STATED EXERCISE — Would you write out the listing verbatim and skip every picture in it?

DATA FOR THIS TASK —
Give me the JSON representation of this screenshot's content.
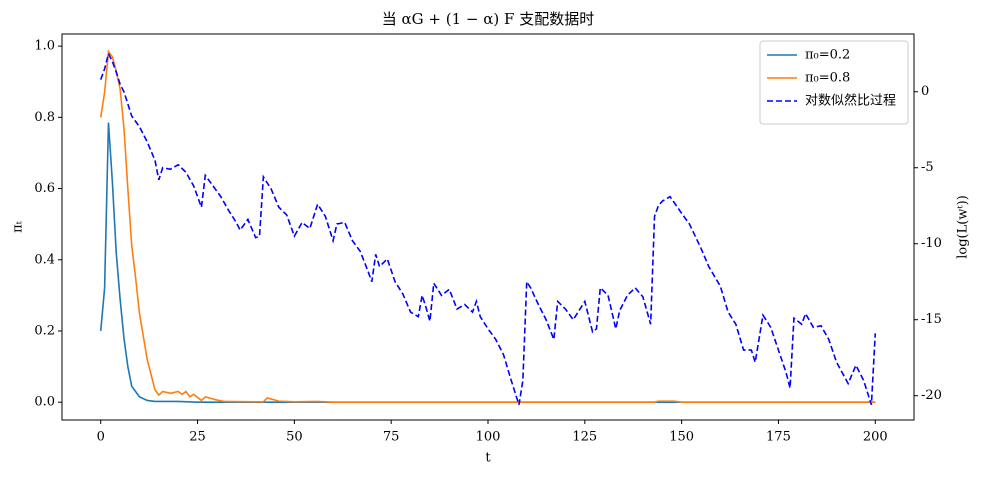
{
  "chart_data": {
    "type": "line",
    "title": "当 αG + (1 − α) F 支配数据时",
    "xlabel": "t",
    "ylabel": "πₜ",
    "y2label": "log(L(wᵗ))",
    "xlim": [
      -10,
      210
    ],
    "xticks": [
      0,
      25,
      50,
      75,
      100,
      125,
      150,
      175,
      200
    ],
    "ylim": [
      -0.05,
      1.034
    ],
    "yticks": [
      {
        "value": 0,
        "label": "0.0"
      },
      {
        "value": 0.2,
        "label": "0.2"
      },
      {
        "value": 0.4,
        "label": "0.4"
      },
      {
        "value": 0.6,
        "label": "0.6"
      },
      {
        "value": 0.8,
        "label": "0.8"
      },
      {
        "value": 1,
        "label": "1.0"
      }
    ],
    "y2lim": [
      -21.6,
      3.8
    ],
    "y2ticks": [
      -20,
      -15,
      -10,
      -5,
      0
    ],
    "legend": "upper right",
    "series": [
      {
        "name": "π₀=0.2",
        "color": "#1f77b4",
        "linestyle": "solid",
        "x": [
          0,
          1,
          2,
          3,
          4,
          5,
          6,
          7,
          8,
          9,
          10,
          12,
          14,
          20,
          25,
          200
        ],
        "values": [
          0.2,
          0.32,
          0.785,
          0.62,
          0.42,
          0.29,
          0.18,
          0.1,
          0.045,
          0.03,
          0.015,
          0.005,
          0.002,
          0.002,
          0,
          0
        ]
      },
      {
        "name": "π₀=0.8",
        "color": "#ff7f0e",
        "linestyle": "solid",
        "x": [
          0,
          1,
          2,
          3,
          4,
          5,
          6,
          7,
          8,
          9,
          10,
          12,
          14,
          15,
          16,
          18,
          20,
          21,
          22,
          23,
          24,
          26,
          27,
          30,
          32,
          40,
          42,
          43,
          46,
          50,
          56,
          60,
          143,
          144,
          148,
          150,
          200
        ],
        "values": [
          0.8,
          0.87,
          0.985,
          0.97,
          0.93,
          0.88,
          0.77,
          0.6,
          0.44,
          0.35,
          0.25,
          0.12,
          0.035,
          0.02,
          0.03,
          0.025,
          0.03,
          0.022,
          0.03,
          0.015,
          0.022,
          0.005,
          0.015,
          0.006,
          0.002,
          0.001,
          0.001,
          0.012,
          0.003,
          0.001,
          0.002,
          0,
          0,
          0.003,
          0.003,
          0,
          0
        ]
      },
      {
        "name": "对数似然比过程",
        "color": "#0000ff",
        "linestyle": "dashed",
        "axis": "y2",
        "x": [
          0,
          1,
          2,
          3,
          4,
          5,
          6,
          7,
          8,
          10,
          12,
          14,
          15,
          16,
          18,
          20,
          22,
          24,
          26,
          27,
          29,
          31,
          33,
          35,
          36,
          38,
          40,
          41,
          42,
          44,
          46,
          48,
          50,
          52,
          54,
          56,
          58,
          60,
          61,
          63,
          65,
          67,
          69,
          70,
          71,
          72,
          74,
          76,
          78,
          80,
          82,
          83,
          84,
          85,
          86,
          88,
          90,
          92,
          94,
          96,
          97,
          98,
          100,
          102,
          104,
          106,
          108,
          109,
          110,
          111,
          113,
          115,
          117,
          118,
          120,
          122,
          125,
          127,
          128,
          129,
          131,
          133,
          134,
          136,
          138,
          140,
          142,
          143,
          144,
          145,
          147,
          150,
          152,
          155,
          157,
          160,
          162,
          164,
          166,
          168,
          169,
          171,
          173,
          175,
          177,
          178,
          179,
          181,
          182,
          184,
          186,
          188,
          190,
          193,
          195,
          197,
          199,
          200
        ],
        "values": [
          0.8,
          1.5,
          2.5,
          2.0,
          1.3,
          0.5,
          0,
          -0.8,
          -1.6,
          -2.3,
          -3.3,
          -4.5,
          -5.8,
          -5.0,
          -5.1,
          -4.8,
          -5.3,
          -6.2,
          -7.6,
          -5.5,
          -6.2,
          -6.9,
          -7.8,
          -8.6,
          -9.1,
          -8.4,
          -9.6,
          -9.5,
          -5.6,
          -6.4,
          -7.6,
          -8.1,
          -9.5,
          -8.6,
          -9.0,
          -7.4,
          -8.2,
          -9.8,
          -8.7,
          -8.6,
          -9.8,
          -10.5,
          -11.8,
          -12.5,
          -10.7,
          -11.5,
          -11.0,
          -12.5,
          -13.3,
          -14.5,
          -14.8,
          -13.4,
          -14.2,
          -15.1,
          -12.6,
          -13.4,
          -13.0,
          -14.3,
          -14.0,
          -14.5,
          -13.8,
          -14.8,
          -15.6,
          -16.3,
          -17.3,
          -19.0,
          -20.6,
          -19.0,
          -12.5,
          -12.9,
          -14.0,
          -15.0,
          -16.3,
          -13.8,
          -14.3,
          -15.0,
          -13.8,
          -15.8,
          -15.6,
          -12.9,
          -13.4,
          -15.6,
          -14.4,
          -13.4,
          -12.9,
          -13.5,
          -15.3,
          -8.2,
          -7.5,
          -7.2,
          -6.9,
          -8.0,
          -8.7,
          -10.3,
          -11.5,
          -12.8,
          -14.5,
          -15.3,
          -17.0,
          -17.0,
          -17.8,
          -14.7,
          -15.5,
          -17.0,
          -18.5,
          -19.5,
          -14.9,
          -15.3,
          -14.6,
          -15.5,
          -15.4,
          -16.3,
          -17.8,
          -19.2,
          -18.0,
          -19.0,
          -20.6,
          -15.9
        ]
      }
    ]
  }
}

EXERCISE OUTPUT —
Give me the JSON representation of this screenshot's content.
{
  "chart_data": {
    "type": "line",
    "title": "当 αG + (1 − α) F 支配数据时",
    "xlabel": "t",
    "ylabel": "πₜ",
    "y2label": "log(L(wᵗ))",
    "xlim": [
      -10,
      210
    ],
    "xticks": [
      0,
      25,
      50,
      75,
      100,
      125,
      150,
      175,
      200
    ],
    "ylim": [
      -0.05,
      1.034
    ],
    "yticks": [
      {
        "value": 0,
        "label": "0.0"
      },
      {
        "value": 0.2,
        "label": "0.2"
      },
      {
        "value": 0.4,
        "label": "0.4"
      },
      {
        "value": 0.6,
        "label": "0.6"
      },
      {
        "value": 0.8,
        "label": "0.8"
      },
      {
        "value": 1,
        "label": "1.0"
      }
    ],
    "y2lim": [
      -21.6,
      3.8
    ],
    "y2ticks": [
      -20,
      -15,
      -10,
      -5,
      0
    ],
    "legend": "upper right",
    "series": [
      {
        "name": "π₀=0.2",
        "color": "#1f77b4",
        "linestyle": "solid",
        "x": [
          0,
          1,
          2,
          3,
          4,
          5,
          6,
          7,
          8,
          9,
          10,
          12,
          14,
          20,
          25,
          200
        ],
        "values": [
          0.2,
          0.32,
          0.785,
          0.62,
          0.42,
          0.29,
          0.18,
          0.1,
          0.045,
          0.03,
          0.015,
          0.005,
          0.002,
          0.002,
          0,
          0
        ]
      },
      {
        "name": "π₀=0.8",
        "color": "#ff7f0e",
        "linestyle": "solid",
        "x": [
          0,
          1,
          2,
          3,
          4,
          5,
          6,
          7,
          8,
          9,
          10,
          12,
          14,
          15,
          16,
          18,
          20,
          21,
          22,
          23,
          24,
          26,
          27,
          30,
          32,
          40,
          42,
          43,
          46,
          50,
          56,
          60,
          143,
          144,
          148,
          150,
          200
        ],
        "values": [
          0.8,
          0.87,
          0.985,
          0.97,
          0.93,
          0.88,
          0.77,
          0.6,
          0.44,
          0.35,
          0.25,
          0.12,
          0.035,
          0.02,
          0.03,
          0.025,
          0.03,
          0.022,
          0.03,
          0.015,
          0.022,
          0.005,
          0.015,
          0.006,
          0.002,
          0.001,
          0.001,
          0.012,
          0.003,
          0.001,
          0.002,
          0,
          0,
          0.003,
          0.003,
          0,
          0
        ]
      },
      {
        "name": "对数似然比过程",
        "color": "#0000ff",
        "linestyle": "dashed",
        "axis": "y2",
        "x": [
          0,
          1,
          2,
          3,
          4,
          5,
          6,
          7,
          8,
          10,
          12,
          14,
          15,
          16,
          18,
          20,
          22,
          24,
          26,
          27,
          29,
          31,
          33,
          35,
          36,
          38,
          40,
          41,
          42,
          44,
          46,
          48,
          50,
          52,
          54,
          56,
          58,
          60,
          61,
          63,
          65,
          67,
          69,
          70,
          71,
          72,
          74,
          76,
          78,
          80,
          82,
          83,
          84,
          85,
          86,
          88,
          90,
          92,
          94,
          96,
          97,
          98,
          100,
          102,
          104,
          106,
          108,
          109,
          110,
          111,
          113,
          115,
          117,
          118,
          120,
          122,
          125,
          127,
          128,
          129,
          131,
          133,
          134,
          136,
          138,
          140,
          142,
          143,
          144,
          145,
          147,
          150,
          152,
          155,
          157,
          160,
          162,
          164,
          166,
          168,
          169,
          171,
          173,
          175,
          177,
          178,
          179,
          181,
          182,
          184,
          186,
          188,
          190,
          193,
          195,
          197,
          199,
          200
        ],
        "values": [
          0.8,
          1.5,
          2.5,
          2.0,
          1.3,
          0.5,
          0,
          -0.8,
          -1.6,
          -2.3,
          -3.3,
          -4.5,
          -5.8,
          -5.0,
          -5.1,
          -4.8,
          -5.3,
          -6.2,
          -7.6,
          -5.5,
          -6.2,
          -6.9,
          -7.8,
          -8.6,
          -9.1,
          -8.4,
          -9.6,
          -9.5,
          -5.6,
          -6.4,
          -7.6,
          -8.1,
          -9.5,
          -8.6,
          -9.0,
          -7.4,
          -8.2,
          -9.8,
          -8.7,
          -8.6,
          -9.8,
          -10.5,
          -11.8,
          -12.5,
          -10.7,
          -11.5,
          -11.0,
          -12.5,
          -13.3,
          -14.5,
          -14.8,
          -13.4,
          -14.2,
          -15.1,
          -12.6,
          -13.4,
          -13.0,
          -14.3,
          -14.0,
          -14.5,
          -13.8,
          -14.8,
          -15.6,
          -16.3,
          -17.3,
          -19.0,
          -20.6,
          -19.0,
          -12.5,
          -12.9,
          -14.0,
          -15.0,
          -16.3,
          -13.8,
          -14.3,
          -15.0,
          -13.8,
          -15.8,
          -15.6,
          -12.9,
          -13.4,
          -15.6,
          -14.4,
          -13.4,
          -12.9,
          -13.5,
          -15.3,
          -8.2,
          -7.5,
          -7.2,
          -6.9,
          -8.0,
          -8.7,
          -10.3,
          -11.5,
          -12.8,
          -14.5,
          -15.3,
          -17.0,
          -17.0,
          -17.8,
          -14.7,
          -15.5,
          -17.0,
          -18.5,
          -19.5,
          -14.9,
          -15.3,
          -14.6,
          -15.5,
          -15.4,
          -16.3,
          -17.8,
          -19.2,
          -18.0,
          -19.0,
          -20.6,
          -15.9
        ]
      }
    ]
  }
}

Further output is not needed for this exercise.